Stored records

....

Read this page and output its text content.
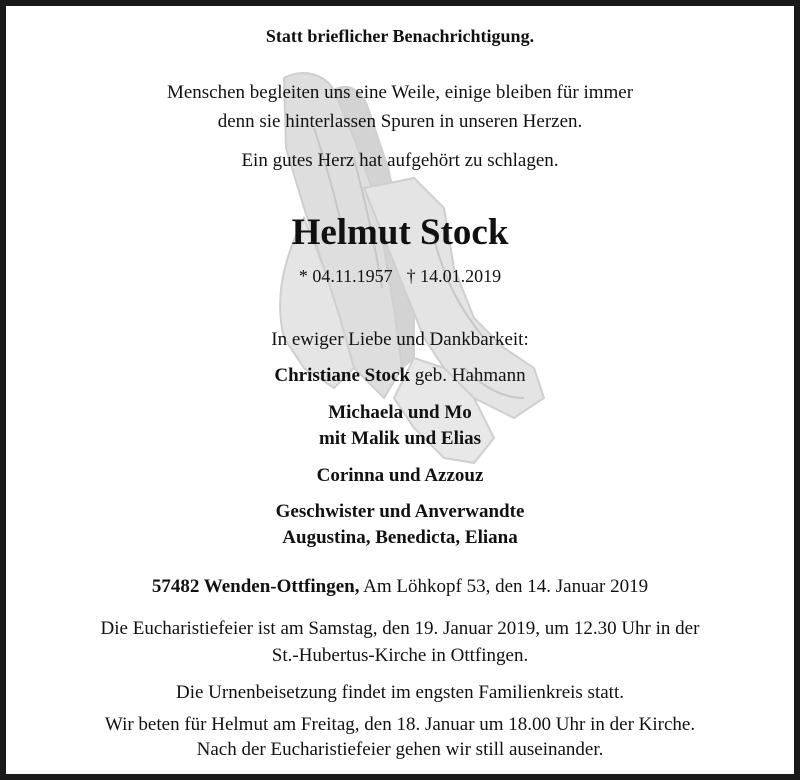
Statt brieflicher Benachrichtigung.
Menschen begleiten uns eine Weile, einige bleiben für immer
denn sie hinterlassen Spuren in unseren Herzen.
Ein gutes Herz hat aufgehört zu schlagen.
Helmut Stock
* 04.11.1957 † 14.01.2019
In ewiger Liebe und Dankbarkeit:
Christiane Stock geb. Hahmann
Michaela und Mo
mit Malik und Elias
Corinna und Azzouz
Geschwister und Anverwandte
Augustina, Benedicta, Eliana
57482 Wenden-Ottfingen, Am Löhkopf 53, den 14. Januar 2019
Die Eucharistiefeier ist am Samstag, den 19. Januar 2019, um 12.30 Uhr in der
St.-Hubertus-Kirche in Ottfingen.
Die Urnenbeisetzung findet im engsten Familienkreis statt.
Wir beten für Helmut am Freitag, den 18. Januar um 18.00 Uhr in der Kirche.
Nach der Eucharistiefeier gehen wir still auseinander.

....

* Work to do: Transcribe all entries above exactly. Drop the pictures.

* Task response:
Read this page and output its text content.
Statt brieflicher Benachrichtigung.
Menschen begleiten uns eine Weile, einige bleiben für immer
denn sie hinterlassen Spuren in unseren Herzen.
Ein gutes Herz hat aufgehört zu schlagen.
Helmut Stock
* 04.11.1957 † 14.01.2019
In ewiger Liebe und Dankbarkeit:
Christiane Stock geb. Hahmann
Michaela und Mo
mit Malik und Elias
Corinna und Azzouz
Geschwister und Anverwandte
Augustina, Benedicta, Eliana
57482 Wenden-Ottfingen, Am Löhkopf 53, den 14. Januar 2019
Die Eucharistiefeier ist am Samstag, den 19. Januar 2019, um 12.30 Uhr in der
St.-Hubertus-Kirche in Ottfingen.
Die Urnenbeisetzung findet im engsten Familienkreis statt.
Wir beten für Helmut am Freitag, den 18. Januar um 18.00 Uhr in der Kirche.
Nach der Eucharistiefeier gehen wir still auseinander.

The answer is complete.